This isn’t some niche interest, either. Mickey Mouse reportedly boasts a 98 percent recognition rate among children across the globe between ages 3 and 11.

Clegg’s brand attachment runs in her blood. A former Disney World employee — or “cast member,” in Disney lingo — Clegg credits her grandfather, a management professor at Texas A&M who spent his sabbatical in 2000 working at Disney World, as her “Disney soul mate.” He passed away this past Christmas; “It’s a Small World” played at his funeral. Says Clegg, who wore a Mickey Mouse pin at the service, “At the depths of his heart and his inner being, he was a Disney fan.”

The word “fan” gets thrown around plenty when it comes to companies and public figures, but the fanship surrounding Disney rivals fan culture around sports, and strolling through Disney feels like funneling into an NFL stadium or MLB ballpark. “Everyone’s wearing the team colors,” agrees Brantley. The end goals of wearing LeBron James’s number at a Cavs game and a Jack Skellington tuxedo T-shirt for Haunted Mansion are the same: show loyalty to your fave all-star and participate in some good, clean group identification. You can, says Van Maanen, “join the crowd, [and] be a player vicariously.”

The prevalence of Disney wear is only compounded by new levels of Disney fanaticism reached in recent years, from the plethora of dedicated Disney-focused Instagram handles and fan sites to official partnerships with major merchandising companies like Target and Uniqlo to impressive park profits. 2016 saw Parks and Resorts revenue reach $4.4 billion companywide, with Disney World’s attendance in 2015 pegged at 20.4 million.

A huge chunk of that tally includes repeat visitors, or, as Van Maanen puts it, “recidivists,” which he theorizes account for the vast majority of the “dressing on-brand crowd.” There’s a thrill in being part of the en masse spectacle.

“Collective support is downright necessary,” explains Van Maanen. “One wouldn’t do it solo. I suspect dressing on theme is a group adventure.”


The real adventure, though, lies in assuming the identities of cherished Disney characters — without violating Disney’s park policy.

Disneybounding, or building an outfit of everyday pieces around the color palette of a Disney character’s most iconic getup, first emerged as a trend in 2012 and has only gained popularity since. Touted as the workaround to Disney’s rule prohibiting full costumes for park-goers over 14, Disneybound began as a Tumblr and thrives as an Instagram account that’s 135K followers strong.

Jared Rea Disneybounding as Hipster Ariel.
Photo: Jared Rea

The park’s dress code against adult costuming is meant to protect both the safety of its employees and its youngest guests, as well as the integrity of its characters. All it takes is one foul-mouthed Mary Poppins that never received the proper elocution lessons to muck up the whole allusion. And Clegg gets it. For her, working as a cast member at Disney World meant “embodying the brand,” which she accomplished by portraying a slew of characters in her height class — “most importantly, the boss.”

▸ **Raw data**
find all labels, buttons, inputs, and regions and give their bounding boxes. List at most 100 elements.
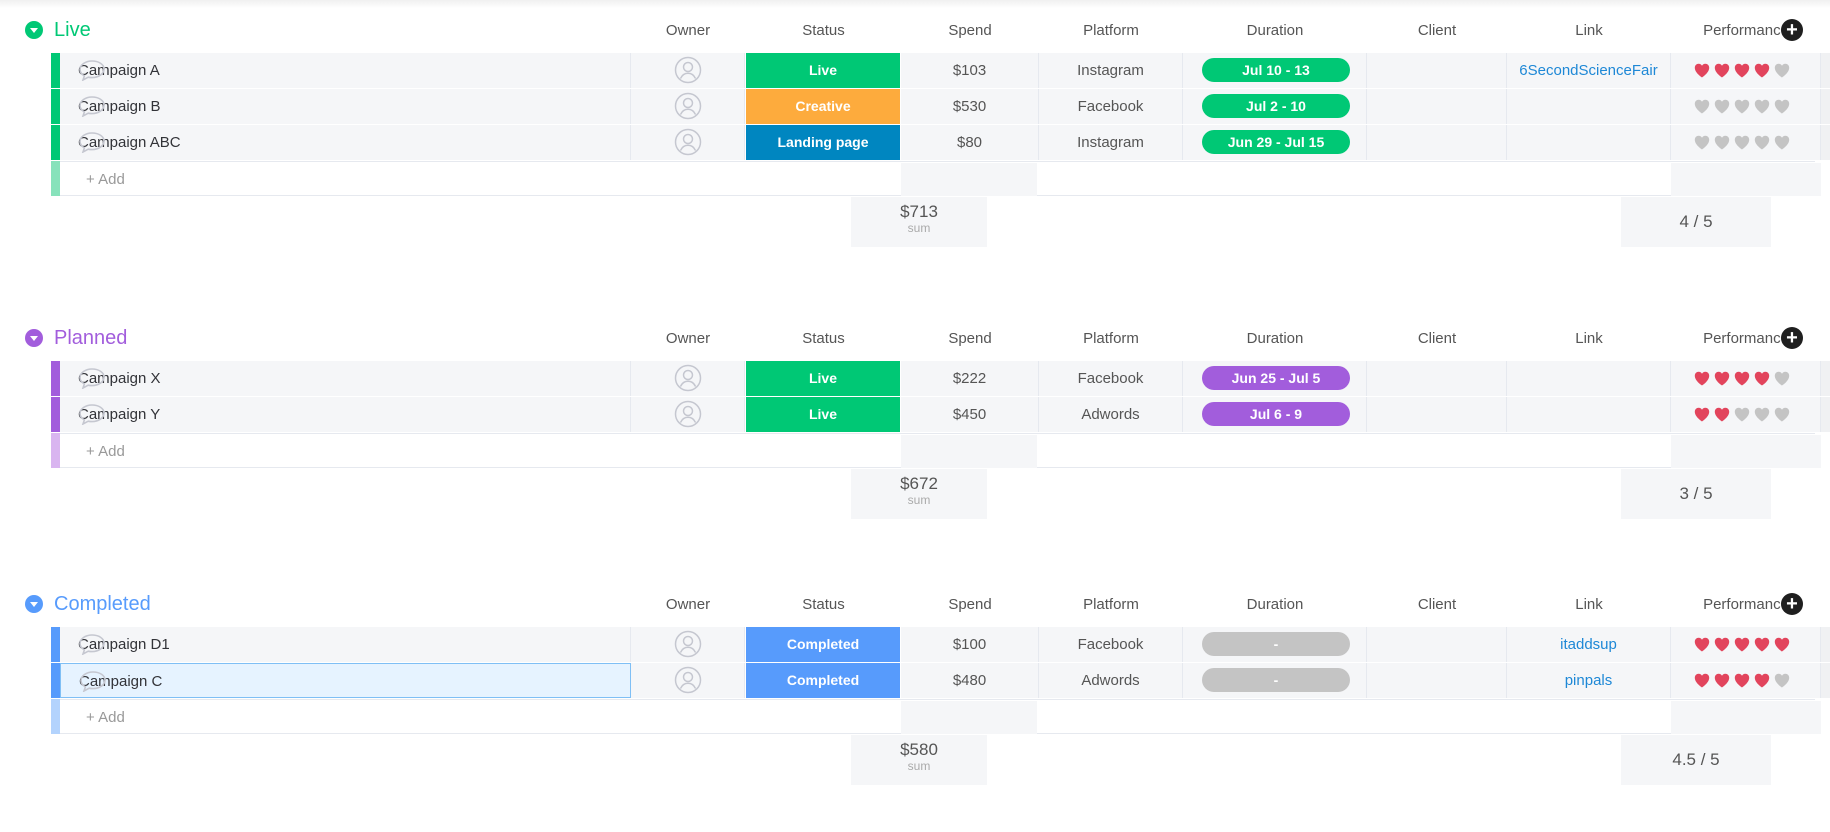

▸ **Required tasks**
A) Transcribe the stretch from "This isn’t some" through "ages 3 and 11." in the passage on Disney fan dress.
B) Summarize the passage on Disney fan dress in two sentences.
The lines can be set aside; nothing here depends on them.

▸ **Solution list**
A)
This isn’t some niche interest, either. Mickey Mouse reportedly boasts a 98 percent recognition rate among children across the globe between ages 3 and 11.

B) Wearing Disney clothing at the parks resembles wearing team colors at a sports game, a way to show loyalty and join in group identification, and it has grown along with new levels of Disney fanaticism in recent years. Disneybounding, which builds outfits from everyday pieces in the colors of a character's iconic look, emerged in 2012 as a workaround to Disney's rule against full costumes for park-goers over 14.